▸ AIM OF THE TASK
Will you transcribe all the entries word for word, skipping the pictures they hold?

--- PROVIDED ENTRIES ---

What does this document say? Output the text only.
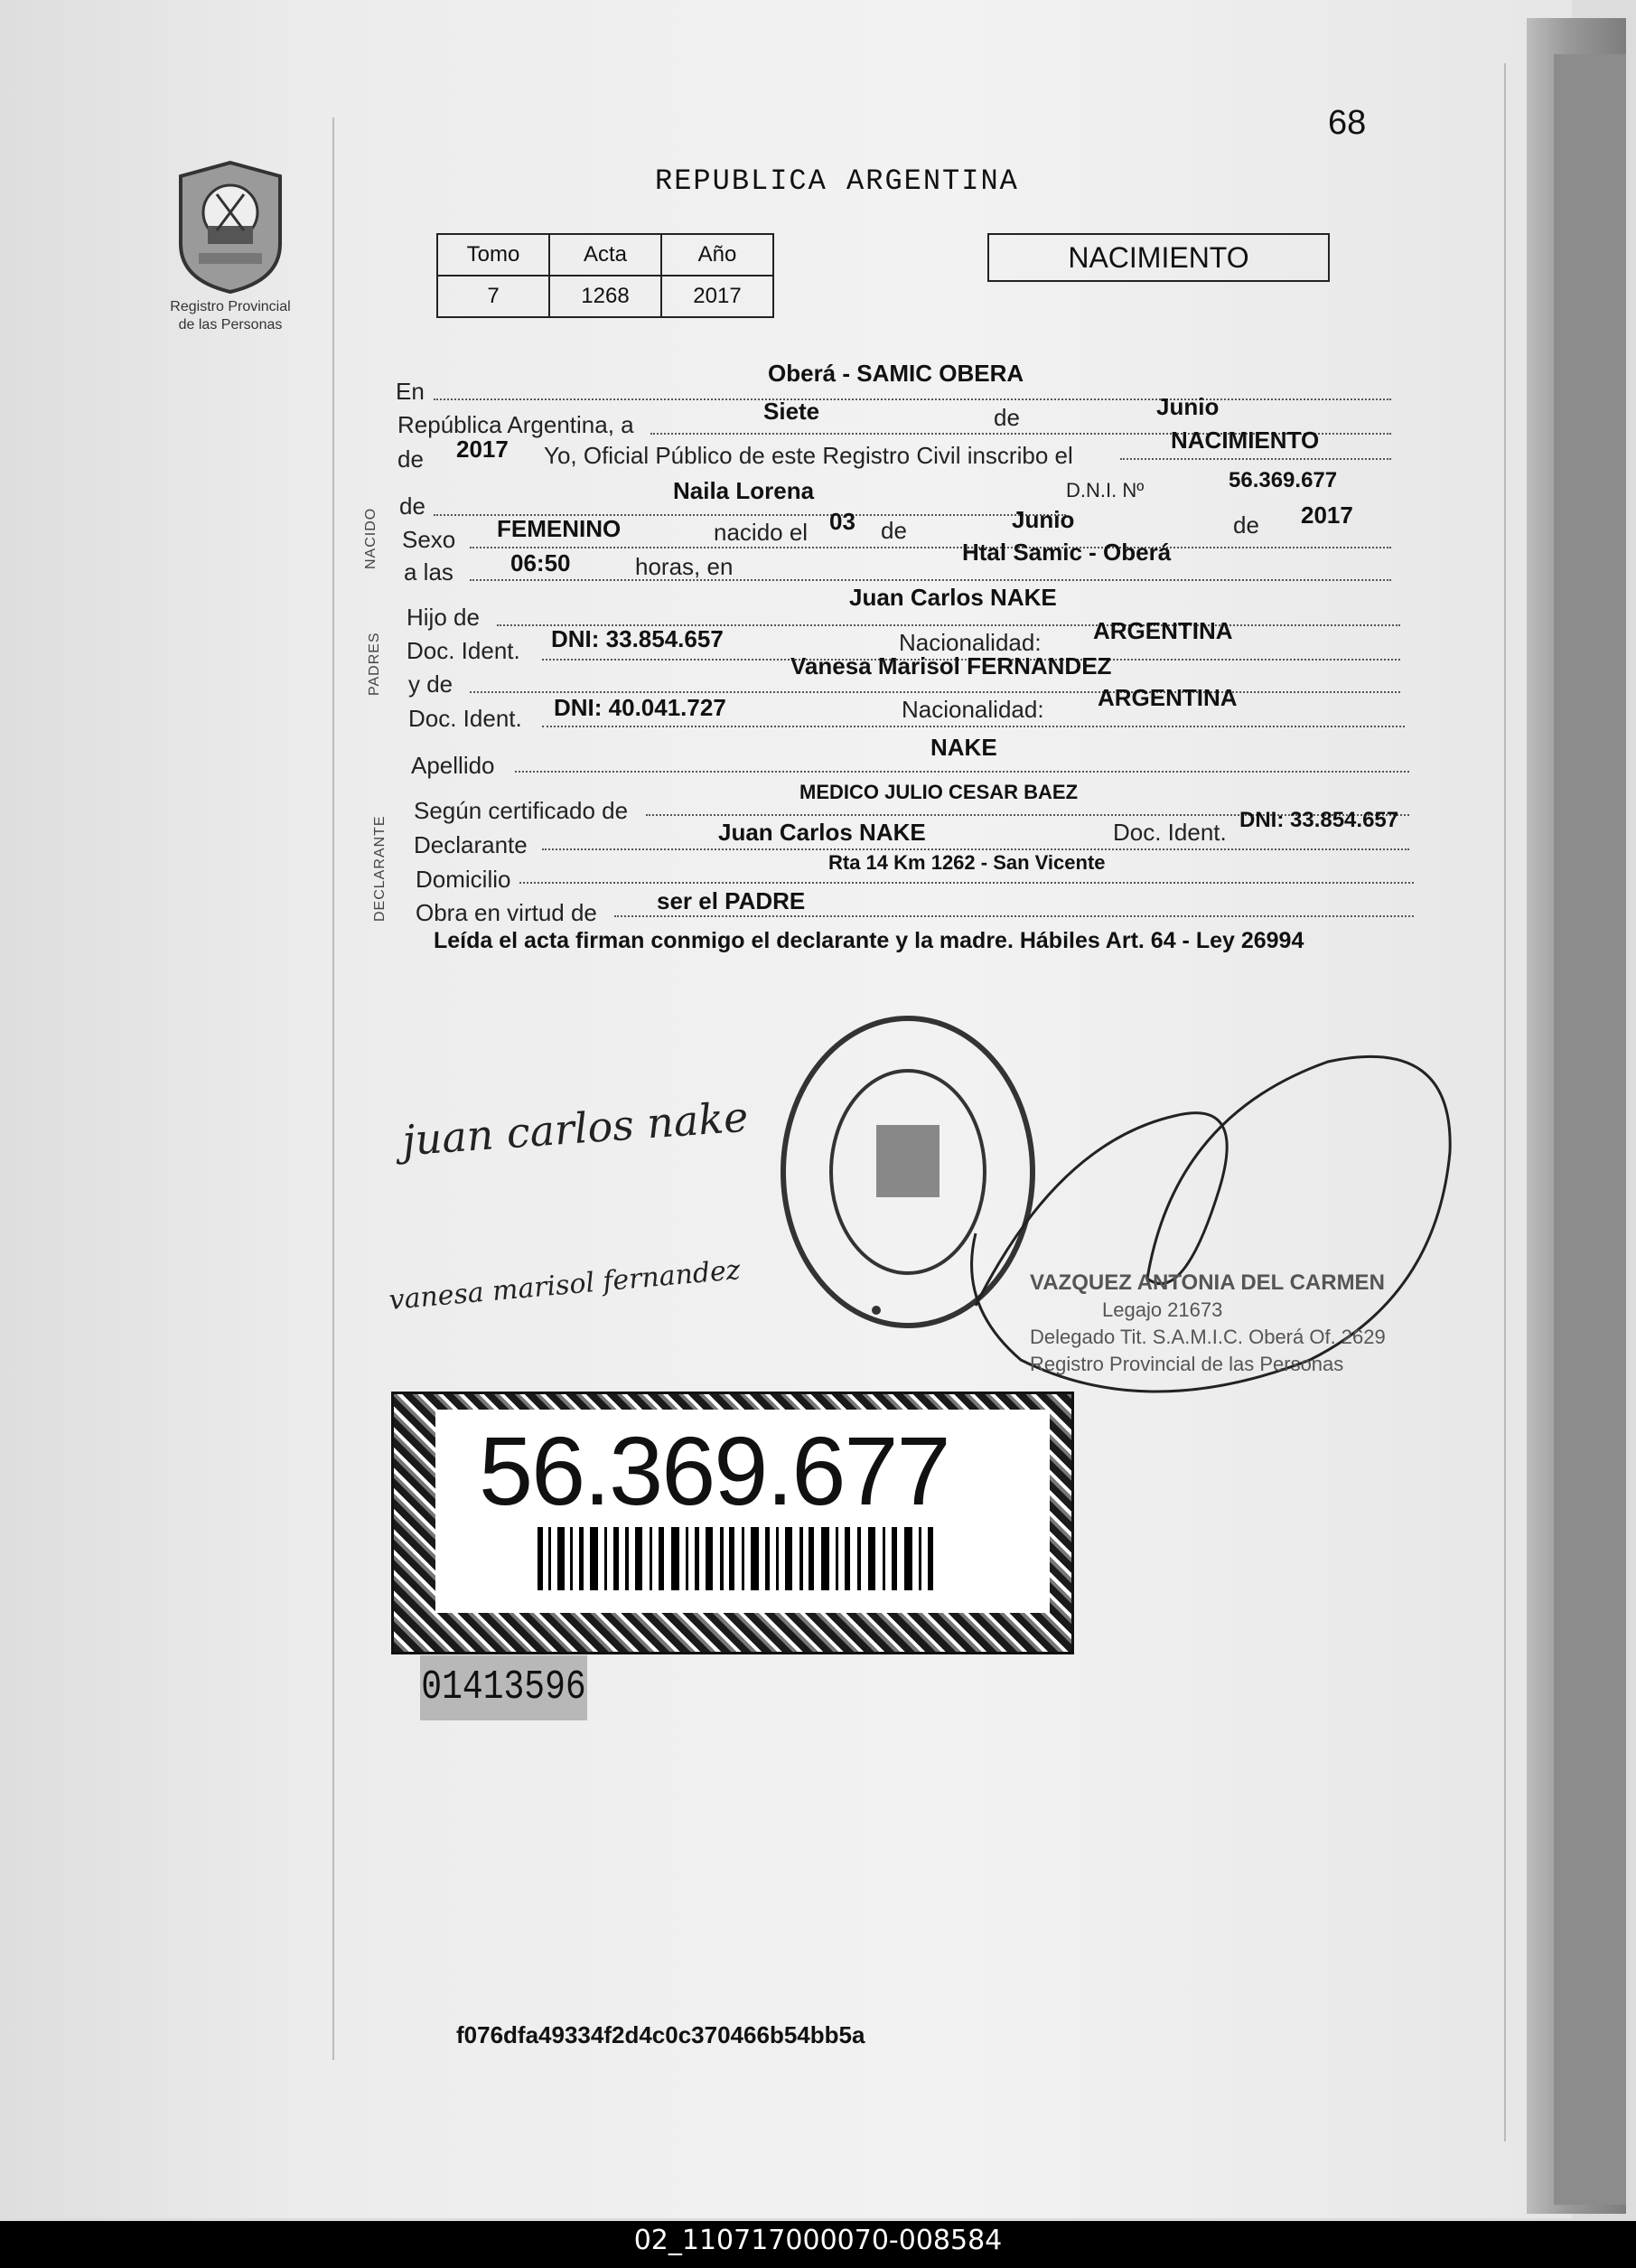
68
Registro Provincial
de las Personas
REPUBLICA ARGENTINA
Tomo	Acta	Año
7	1268	2017
NACIMIENTO
NACIDO
PADRES
DECLARANTE
En
Oberá - SAMIC OBERA
República Argentina, a	Siete	de	Junio
de 2017 Yo, Oficial Público de este Registro Civil inscribo el
NACIMIENTO
de
Naila Lorena	D.N.I. Nº	56.369.677
Sexo FEMENINO	nacido el 03 de	Junio	de 2017
a las 06:50	horas, en
Htal Samic - Oberá
Hijo de
Juan Carlos NAKE
Doc. Ident. DNI: 33.854.657	Nacionalidad: ARGENTINA
y de
Vanesa Marisol FERNANDEZ
Doc. Ident. DNI: 40.041.727	Nacionalidad: ARGENTINA
Apellido
NAKE
Según certificado de
MEDICO JULIO CESAR BAEZ
Declarante	Juan Carlos NAKE	Doc. Ident. DNI: 33.854.657
Domicilio
Rta 14 Km 1262 - San Vicente
Obra en virtud de	ser el PADRE
Leída el acta firman conmigo el declarante y la madre. Hábiles Art. 64 - Ley 26994
juan carlos nake
vanesa marisol fernandez	VAZQUEZ ANTONIA DEL CARMEN
Legajo 21673
Delegado Tit. S.A.M.I.C. Oberá Of. 2629
Registro Provincial de las Personas
56.369.677
01413596
f076dfa49334f2d4c0c370466b54bb5a
02_110717000070-008584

---

▸ EXERCISE ANSWER
What does this document say? Output the text only.
68
Registro Provincial
de las Personas
REPUBLICA ARGENTINA
Tomo	Acta	Año
7	1268	2017
NACIMIENTO
NACIDO
PADRES
DECLARANTE
En
Oberá - SAMIC OBERA
República Argentina, a	Siete	de	Junio
de 2017 Yo, Oficial Público de este Registro Civil inscribo el
NACIMIENTO
de
Naila Lorena	D.N.I. Nº	56.369.677
Sexo FEMENINO	nacido el 03 de	Junio	de 2017
a las 06:50	horas, en
Htal Samic - Oberá
Hijo de
Juan Carlos NAKE
Doc. Ident. DNI: 33.854.657	Nacionalidad: ARGENTINA
y de
Vanesa Marisol FERNANDEZ
Doc. Ident. DNI: 40.041.727	Nacionalidad: ARGENTINA
Apellido
NAKE
Según certificado de
MEDICO JULIO CESAR BAEZ
Declarante	Juan Carlos NAKE	Doc. Ident. DNI: 33.854.657
Domicilio
Rta 14 Km 1262 - San Vicente
Obra en virtud de	ser el PADRE
Leída el acta firman conmigo el declarante y la madre. Hábiles Art. 64 - Ley 26994
juan carlos nake
vanesa marisol fernandez	VAZQUEZ ANTONIA DEL CARMEN
Legajo 21673
Delegado Tit. S.A.M.I.C. Oberá Of. 2629
Registro Provincial de las Personas
56.369.677
01413596
f076dfa49334f2d4c0c370466b54bb5a
02_110717000070-008584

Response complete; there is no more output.